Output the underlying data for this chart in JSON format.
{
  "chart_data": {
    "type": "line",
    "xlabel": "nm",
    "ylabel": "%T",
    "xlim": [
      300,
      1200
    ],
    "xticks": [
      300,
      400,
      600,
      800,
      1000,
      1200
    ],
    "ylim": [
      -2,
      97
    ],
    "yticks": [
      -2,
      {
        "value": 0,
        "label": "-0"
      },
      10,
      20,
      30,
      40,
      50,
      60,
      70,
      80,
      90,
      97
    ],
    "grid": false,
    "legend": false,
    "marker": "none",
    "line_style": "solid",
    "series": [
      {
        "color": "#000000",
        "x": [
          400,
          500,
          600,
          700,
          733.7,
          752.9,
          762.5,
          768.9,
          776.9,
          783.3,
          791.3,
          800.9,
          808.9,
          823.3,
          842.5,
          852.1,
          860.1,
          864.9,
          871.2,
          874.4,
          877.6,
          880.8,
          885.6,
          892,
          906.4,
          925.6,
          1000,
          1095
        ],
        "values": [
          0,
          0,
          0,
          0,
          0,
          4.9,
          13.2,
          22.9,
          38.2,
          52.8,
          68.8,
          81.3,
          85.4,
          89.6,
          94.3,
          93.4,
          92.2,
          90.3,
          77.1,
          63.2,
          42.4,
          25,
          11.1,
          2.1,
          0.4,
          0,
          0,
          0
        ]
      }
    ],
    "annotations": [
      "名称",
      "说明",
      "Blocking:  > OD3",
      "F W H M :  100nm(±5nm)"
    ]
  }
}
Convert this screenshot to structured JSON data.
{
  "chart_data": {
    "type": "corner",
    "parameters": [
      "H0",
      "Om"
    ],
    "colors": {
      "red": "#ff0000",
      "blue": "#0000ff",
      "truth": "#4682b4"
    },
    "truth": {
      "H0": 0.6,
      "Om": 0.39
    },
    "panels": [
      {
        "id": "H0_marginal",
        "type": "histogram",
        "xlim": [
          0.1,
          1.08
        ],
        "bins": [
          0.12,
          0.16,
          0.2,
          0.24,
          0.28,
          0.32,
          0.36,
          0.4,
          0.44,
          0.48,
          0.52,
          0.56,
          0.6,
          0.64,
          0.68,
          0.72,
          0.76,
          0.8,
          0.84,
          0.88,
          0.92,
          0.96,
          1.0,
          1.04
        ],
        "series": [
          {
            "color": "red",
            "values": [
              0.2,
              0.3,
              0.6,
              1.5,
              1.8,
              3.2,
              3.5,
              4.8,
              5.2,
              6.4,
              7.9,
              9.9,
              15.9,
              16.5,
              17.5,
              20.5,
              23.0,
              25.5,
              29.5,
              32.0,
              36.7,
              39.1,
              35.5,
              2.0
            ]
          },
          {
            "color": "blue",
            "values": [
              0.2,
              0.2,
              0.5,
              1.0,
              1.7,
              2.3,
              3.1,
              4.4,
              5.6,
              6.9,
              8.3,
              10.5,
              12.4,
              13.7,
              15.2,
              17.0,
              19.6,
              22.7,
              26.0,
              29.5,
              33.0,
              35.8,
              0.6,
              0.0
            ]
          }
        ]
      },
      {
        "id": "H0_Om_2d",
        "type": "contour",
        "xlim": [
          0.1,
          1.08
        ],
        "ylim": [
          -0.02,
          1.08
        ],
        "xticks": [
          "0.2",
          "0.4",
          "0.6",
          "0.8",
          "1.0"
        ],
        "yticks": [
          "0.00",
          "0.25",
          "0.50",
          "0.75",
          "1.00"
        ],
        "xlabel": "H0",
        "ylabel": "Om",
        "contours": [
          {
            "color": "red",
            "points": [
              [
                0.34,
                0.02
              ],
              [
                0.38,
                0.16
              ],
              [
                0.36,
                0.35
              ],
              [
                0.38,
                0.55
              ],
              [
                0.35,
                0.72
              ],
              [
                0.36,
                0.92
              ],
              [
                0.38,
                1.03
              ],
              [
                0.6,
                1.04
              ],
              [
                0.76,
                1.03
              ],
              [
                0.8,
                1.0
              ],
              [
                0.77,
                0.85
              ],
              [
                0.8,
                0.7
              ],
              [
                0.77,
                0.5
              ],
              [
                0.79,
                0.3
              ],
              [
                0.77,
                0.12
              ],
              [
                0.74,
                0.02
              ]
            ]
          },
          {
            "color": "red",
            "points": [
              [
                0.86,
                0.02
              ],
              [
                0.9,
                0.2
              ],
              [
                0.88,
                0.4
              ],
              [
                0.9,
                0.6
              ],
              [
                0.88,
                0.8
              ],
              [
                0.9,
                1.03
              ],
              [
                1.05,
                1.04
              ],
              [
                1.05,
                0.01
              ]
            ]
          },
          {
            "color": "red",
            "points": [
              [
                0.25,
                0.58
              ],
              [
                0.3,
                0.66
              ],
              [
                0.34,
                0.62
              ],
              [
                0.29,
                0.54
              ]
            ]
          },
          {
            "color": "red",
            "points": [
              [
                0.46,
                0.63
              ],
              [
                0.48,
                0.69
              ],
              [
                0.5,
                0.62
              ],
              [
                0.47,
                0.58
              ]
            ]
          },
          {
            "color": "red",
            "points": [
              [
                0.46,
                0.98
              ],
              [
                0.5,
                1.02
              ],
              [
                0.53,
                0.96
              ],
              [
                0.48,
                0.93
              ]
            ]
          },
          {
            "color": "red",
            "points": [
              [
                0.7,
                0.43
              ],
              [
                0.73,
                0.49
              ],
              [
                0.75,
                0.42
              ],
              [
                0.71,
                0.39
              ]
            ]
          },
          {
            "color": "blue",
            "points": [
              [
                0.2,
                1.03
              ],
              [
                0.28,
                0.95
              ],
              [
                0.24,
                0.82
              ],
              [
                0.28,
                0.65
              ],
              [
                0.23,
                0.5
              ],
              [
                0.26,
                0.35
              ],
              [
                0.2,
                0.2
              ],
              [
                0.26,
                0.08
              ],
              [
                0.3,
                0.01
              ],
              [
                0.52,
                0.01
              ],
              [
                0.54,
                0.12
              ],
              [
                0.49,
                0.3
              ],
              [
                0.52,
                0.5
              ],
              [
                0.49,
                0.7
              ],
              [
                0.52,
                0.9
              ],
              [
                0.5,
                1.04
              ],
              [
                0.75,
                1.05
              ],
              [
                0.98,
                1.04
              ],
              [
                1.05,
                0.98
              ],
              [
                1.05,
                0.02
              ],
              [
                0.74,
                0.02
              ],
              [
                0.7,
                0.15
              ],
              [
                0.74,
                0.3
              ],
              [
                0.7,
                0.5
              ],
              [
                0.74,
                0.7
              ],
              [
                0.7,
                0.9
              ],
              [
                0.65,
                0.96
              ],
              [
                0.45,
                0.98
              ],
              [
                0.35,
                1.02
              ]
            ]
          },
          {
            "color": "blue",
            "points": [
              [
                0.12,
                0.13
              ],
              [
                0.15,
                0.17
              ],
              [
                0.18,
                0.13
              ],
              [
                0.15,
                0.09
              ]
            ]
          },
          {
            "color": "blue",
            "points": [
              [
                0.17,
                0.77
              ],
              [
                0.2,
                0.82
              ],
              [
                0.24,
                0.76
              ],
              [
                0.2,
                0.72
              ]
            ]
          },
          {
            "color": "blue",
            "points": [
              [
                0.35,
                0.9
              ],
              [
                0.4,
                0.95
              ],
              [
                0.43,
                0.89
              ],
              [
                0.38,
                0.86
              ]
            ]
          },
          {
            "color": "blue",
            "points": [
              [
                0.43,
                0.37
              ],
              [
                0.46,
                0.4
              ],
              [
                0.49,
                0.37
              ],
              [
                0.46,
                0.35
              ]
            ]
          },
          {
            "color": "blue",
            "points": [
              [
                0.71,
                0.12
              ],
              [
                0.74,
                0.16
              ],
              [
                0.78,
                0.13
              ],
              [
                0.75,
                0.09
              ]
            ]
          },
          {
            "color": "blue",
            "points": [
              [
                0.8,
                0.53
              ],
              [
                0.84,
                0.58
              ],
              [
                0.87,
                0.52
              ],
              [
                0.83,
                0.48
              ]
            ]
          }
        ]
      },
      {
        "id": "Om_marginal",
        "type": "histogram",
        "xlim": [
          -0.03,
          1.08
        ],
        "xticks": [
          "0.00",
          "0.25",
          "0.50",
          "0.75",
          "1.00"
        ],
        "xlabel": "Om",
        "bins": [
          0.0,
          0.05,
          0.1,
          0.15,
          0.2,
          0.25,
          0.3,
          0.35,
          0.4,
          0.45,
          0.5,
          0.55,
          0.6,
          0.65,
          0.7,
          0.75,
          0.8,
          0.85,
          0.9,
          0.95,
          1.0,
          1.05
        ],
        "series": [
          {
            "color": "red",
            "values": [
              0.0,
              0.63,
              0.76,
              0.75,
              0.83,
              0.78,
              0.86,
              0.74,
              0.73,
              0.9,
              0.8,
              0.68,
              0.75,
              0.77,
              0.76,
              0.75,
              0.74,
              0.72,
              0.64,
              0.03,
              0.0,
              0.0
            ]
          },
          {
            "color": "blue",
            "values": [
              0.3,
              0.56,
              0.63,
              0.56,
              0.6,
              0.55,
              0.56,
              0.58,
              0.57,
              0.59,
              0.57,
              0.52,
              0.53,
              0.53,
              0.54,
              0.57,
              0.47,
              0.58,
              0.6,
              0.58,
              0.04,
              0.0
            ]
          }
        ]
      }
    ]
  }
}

*****

Track down the lines that include the word "this" and copy them.

Output the underlying data for this chart in JSON format.
Convert this screenshot to structured JSON data.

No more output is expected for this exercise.